**Problem description**.
Repeat every line below exactly, word for word.

**Dataset**.
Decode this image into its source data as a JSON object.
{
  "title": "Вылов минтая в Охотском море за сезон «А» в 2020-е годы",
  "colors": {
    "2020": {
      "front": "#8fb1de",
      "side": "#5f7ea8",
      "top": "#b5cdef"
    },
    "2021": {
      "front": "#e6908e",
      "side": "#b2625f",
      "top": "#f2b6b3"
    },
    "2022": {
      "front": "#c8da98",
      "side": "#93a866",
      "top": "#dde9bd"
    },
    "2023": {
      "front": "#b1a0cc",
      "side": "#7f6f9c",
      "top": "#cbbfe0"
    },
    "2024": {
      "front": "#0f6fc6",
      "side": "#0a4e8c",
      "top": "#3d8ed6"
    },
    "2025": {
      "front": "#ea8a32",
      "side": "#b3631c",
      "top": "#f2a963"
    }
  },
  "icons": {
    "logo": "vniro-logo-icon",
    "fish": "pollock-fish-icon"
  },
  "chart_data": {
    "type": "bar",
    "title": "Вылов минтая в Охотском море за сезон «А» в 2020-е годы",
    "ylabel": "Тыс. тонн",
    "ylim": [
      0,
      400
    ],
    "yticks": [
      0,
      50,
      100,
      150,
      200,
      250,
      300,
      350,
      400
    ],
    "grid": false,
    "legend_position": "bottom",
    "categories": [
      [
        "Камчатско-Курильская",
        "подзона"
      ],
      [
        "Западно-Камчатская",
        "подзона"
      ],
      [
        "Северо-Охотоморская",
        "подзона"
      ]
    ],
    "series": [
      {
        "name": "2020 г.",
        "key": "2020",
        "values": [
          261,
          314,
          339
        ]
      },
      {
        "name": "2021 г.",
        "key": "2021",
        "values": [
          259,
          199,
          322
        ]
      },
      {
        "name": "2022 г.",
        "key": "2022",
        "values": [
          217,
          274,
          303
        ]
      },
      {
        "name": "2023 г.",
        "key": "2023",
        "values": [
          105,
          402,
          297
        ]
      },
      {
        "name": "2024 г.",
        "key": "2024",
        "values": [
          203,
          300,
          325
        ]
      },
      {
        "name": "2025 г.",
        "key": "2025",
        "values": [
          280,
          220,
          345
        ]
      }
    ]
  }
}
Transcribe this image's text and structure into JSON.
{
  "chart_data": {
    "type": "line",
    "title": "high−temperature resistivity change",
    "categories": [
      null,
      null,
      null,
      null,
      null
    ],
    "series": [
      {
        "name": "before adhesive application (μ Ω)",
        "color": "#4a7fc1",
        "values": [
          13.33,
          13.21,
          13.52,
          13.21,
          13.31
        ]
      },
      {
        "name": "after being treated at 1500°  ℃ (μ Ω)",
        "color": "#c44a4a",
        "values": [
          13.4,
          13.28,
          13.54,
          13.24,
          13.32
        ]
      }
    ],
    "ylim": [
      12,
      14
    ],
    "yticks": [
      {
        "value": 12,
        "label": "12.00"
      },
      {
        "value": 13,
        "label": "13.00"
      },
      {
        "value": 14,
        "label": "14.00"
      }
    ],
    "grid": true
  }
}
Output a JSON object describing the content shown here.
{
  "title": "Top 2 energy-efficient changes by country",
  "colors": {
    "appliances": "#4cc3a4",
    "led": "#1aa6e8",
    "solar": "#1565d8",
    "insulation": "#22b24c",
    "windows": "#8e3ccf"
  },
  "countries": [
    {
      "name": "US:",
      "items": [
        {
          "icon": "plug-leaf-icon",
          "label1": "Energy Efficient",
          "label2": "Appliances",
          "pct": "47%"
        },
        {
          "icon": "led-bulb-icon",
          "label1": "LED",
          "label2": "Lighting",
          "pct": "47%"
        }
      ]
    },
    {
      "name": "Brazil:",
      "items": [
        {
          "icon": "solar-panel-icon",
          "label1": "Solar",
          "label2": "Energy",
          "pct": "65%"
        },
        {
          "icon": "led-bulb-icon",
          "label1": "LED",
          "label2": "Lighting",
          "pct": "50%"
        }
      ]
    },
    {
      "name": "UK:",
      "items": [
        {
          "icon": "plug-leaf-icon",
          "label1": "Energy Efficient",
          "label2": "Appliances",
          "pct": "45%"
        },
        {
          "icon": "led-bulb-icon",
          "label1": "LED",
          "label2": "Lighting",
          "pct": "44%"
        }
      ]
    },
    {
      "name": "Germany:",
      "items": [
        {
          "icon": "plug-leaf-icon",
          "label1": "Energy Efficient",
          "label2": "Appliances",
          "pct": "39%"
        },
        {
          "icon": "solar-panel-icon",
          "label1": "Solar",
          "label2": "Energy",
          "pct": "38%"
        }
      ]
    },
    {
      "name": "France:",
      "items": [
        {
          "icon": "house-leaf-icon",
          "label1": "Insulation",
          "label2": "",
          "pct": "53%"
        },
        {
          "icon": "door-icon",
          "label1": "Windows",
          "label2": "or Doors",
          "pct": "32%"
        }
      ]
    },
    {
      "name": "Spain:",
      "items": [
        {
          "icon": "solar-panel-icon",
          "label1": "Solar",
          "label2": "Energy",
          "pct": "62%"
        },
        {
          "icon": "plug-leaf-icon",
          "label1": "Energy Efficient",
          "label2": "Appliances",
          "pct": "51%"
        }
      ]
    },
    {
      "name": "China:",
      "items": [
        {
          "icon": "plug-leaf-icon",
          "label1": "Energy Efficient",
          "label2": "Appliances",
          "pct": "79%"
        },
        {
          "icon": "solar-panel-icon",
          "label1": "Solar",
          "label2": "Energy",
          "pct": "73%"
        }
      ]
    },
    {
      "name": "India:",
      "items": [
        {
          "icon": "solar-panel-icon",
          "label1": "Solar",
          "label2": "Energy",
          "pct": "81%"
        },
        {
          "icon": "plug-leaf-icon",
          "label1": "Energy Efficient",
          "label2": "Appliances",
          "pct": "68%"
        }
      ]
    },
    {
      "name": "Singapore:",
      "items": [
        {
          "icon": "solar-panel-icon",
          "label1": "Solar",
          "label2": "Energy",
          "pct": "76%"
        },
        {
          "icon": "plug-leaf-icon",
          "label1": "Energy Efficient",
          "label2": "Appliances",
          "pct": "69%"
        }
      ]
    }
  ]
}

**Task output**.
Decode this image into its source data as a JSON object.
{
  "title": "Вылов минтая в Охотском море за сезон «А» в 2020-е годы",
  "colors": {
    "2020": {
      "front": "#8fb1de",
      "side": "#5f7ea8",
      "top": "#b5cdef"
    },
    "2021": {
      "front": "#e6908e",
      "side": "#b2625f",
      "top": "#f2b6b3"
    },
    "2022": {
      "front": "#c8da98",
      "side": "#93a866",
      "top": "#dde9bd"
    },
    "2023": {
      "front": "#b1a0cc",
      "side": "#7f6f9c",
      "top": "#cbbfe0"
    },
    "2024": {
      "front": "#0f6fc6",
      "side": "#0a4e8c",
      "top": "#3d8ed6"
    },
    "2025": {
      "front": "#ea8a32",
      "side": "#b3631c",
      "top": "#f2a963"
    }
  },
  "icons": {
    "logo": "vniro-logo-icon",
    "fish": "pollock-fish-icon"
  },
  "chart_data": {
    "type": "bar",
    "title": "Вылов минтая в Охотском море за сезон «А» в 2020-е годы",
    "ylabel": "Тыс. тонн",
    "ylim": [
      0,
      400
    ],
    "yticks": [
      0,
      50,
      100,
      150,
      200,
      250,
      300,
      350,
      400
    ],
    "grid": false,
    "legend_position": "bottom",
    "categories": [
      [
        "Камчатско-Курильская",
        "подзона"
      ],
      [
        "Западно-Камчатская",
        "подзона"
      ],
      [
        "Северо-Охотоморская",
        "подзона"
      ]
    ],
    "series": [
      {
        "name": "2020 г.",
        "key": "2020",
        "values": [
          261,
          314,
          339
        ]
      },
      {
        "name": "2021 г.",
        "key": "2021",
        "values": [
          259,
          199,
          322
        ]
      },
      {
        "name": "2022 г.",
        "key": "2022",
        "values": [
          217,
          274,
          303
        ]
      },
      {
        "name": "2023 г.",
        "key": "2023",
        "values": [
          105,
          402,
          297
        ]
      },
      {
        "name": "2024 г.",
        "key": "2024",
        "values": [
          203,
          300,
          325
        ]
      },
      {
        "name": "2025 г.",
        "key": "2025",
        "values": [
          280,
          220,
          345
        ]
      }
    ]
  }
}
Transcribe this image's text and structure into JSON.
{
  "chart_data": {
    "type": "line",
    "title": "high−temperature resistivity change",
    "categories": [
      null,
      null,
      null,
      null,
      null
    ],
    "series": [
      {
        "name": "before adhesive application (μ Ω)",
        "color": "#4a7fc1",
        "values": [
          13.33,
          13.21,
          13.52,
          13.21,
          13.31
        ]
      },
      {
        "name": "after being treated at 1500°  ℃ (μ Ω)",
        "color": "#c44a4a",
        "values": [
          13.4,
          13.28,
          13.54,
          13.24,
          13.32
        ]
      }
    ],
    "ylim": [
      12,
      14
    ],
    "yticks": [
      {
        "value": 12,
        "label": "12.00"
      },
      {
        "value": 13,
        "label": "13.00"
      },
      {
        "value": 14,
        "label": "14.00"
      }
    ],
    "grid": true
  }
}
Output a JSON object describing the content shown here.
{
  "title": "Top 2 energy-efficient changes by country",
  "colors": {
    "appliances": "#4cc3a4",
    "led": "#1aa6e8",
    "solar": "#1565d8",
    "insulation": "#22b24c",
    "windows": "#8e3ccf"
  },
  "countries": [
    {
      "name": "US:",
      "items": [
        {
          "icon": "plug-leaf-icon",
          "label1": "Energy Efficient",
          "label2": "Appliances",
          "pct": "47%"
        },
        {
          "icon": "led-bulb-icon",
          "label1": "LED",
          "label2": "Lighting",
          "pct": "47%"
        }
      ]
    },
    {
      "name": "Brazil:",
      "items": [
        {
          "icon": "solar-panel-icon",
          "label1": "Solar",
          "label2": "Energy",
          "pct": "65%"
        },
        {
          "icon": "led-bulb-icon",
          "label1": "LED",
          "label2": "Lighting",
          "pct": "50%"
        }
      ]
    },
    {
      "name": "UK:",
      "items": [
        {
          "icon": "plug-leaf-icon",
          "label1": "Energy Efficient",
          "label2": "Appliances",
          "pct": "45%"
        },
        {
          "icon": "led-bulb-icon",
          "label1": "LED",
          "label2": "Lighting",
          "pct": "44%"
        }
      ]
    },
    {
      "name": "Germany:",
      "items": [
        {
          "icon": "plug-leaf-icon",
          "label1": "Energy Efficient",
          "label2": "Appliances",
          "pct": "39%"
        },
        {
          "icon": "solar-panel-icon",
          "label1": "Solar",
          "label2": "Energy",
          "pct": "38%"
        }
      ]
    },
    {
      "name": "France:",
      "items": [
        {
          "icon": "house-leaf-icon",
          "label1": "Insulation",
          "label2": "",
          "pct": "53%"
        },
        {
          "icon": "door-icon",
          "label1": "Windows",
          "label2": "or Doors",
          "pct": "32%"
        }
      ]
    },
    {
      "name": "Spain:",
      "items": [
        {
          "icon": "solar-panel-icon",
          "label1": "Solar",
          "label2": "Energy",
          "pct": "62%"
        },
        {
          "icon": "plug-leaf-icon",
          "label1": "Energy Efficient",
          "label2": "Appliances",
          "pct": "51%"
        }
      ]
    },
    {
      "name": "China:",
      "items": [
        {
          "icon": "plug-leaf-icon",
          "label1": "Energy Efficient",
          "label2": "Appliances",
          "pct": "79%"
        },
        {
          "icon": "solar-panel-icon",
          "label1": "Solar",
          "label2": "Energy",
          "pct": "73%"
        }
      ]
    },
    {
      "name": "India:",
      "items": [
        {
          "icon": "solar-panel-icon",
          "label1": "Solar",
          "label2": "Energy",
          "pct": "81%"
        },
        {
          "icon": "plug-leaf-icon",
          "label1": "Energy Efficient",
          "label2": "Appliances",
          "pct": "68%"
        }
      ]
    },
    {
      "name": "Singapore:",
      "items": [
        {
          "icon": "solar-panel-icon",
          "label1": "Solar",
          "label2": "Energy",
          "pct": "76%"
        },
        {
          "icon": "plug-leaf-icon",
          "label1": "Energy Efficient",
          "label2": "Appliances",
          "pct": "69%"
        }
      ]
    }
  ]
}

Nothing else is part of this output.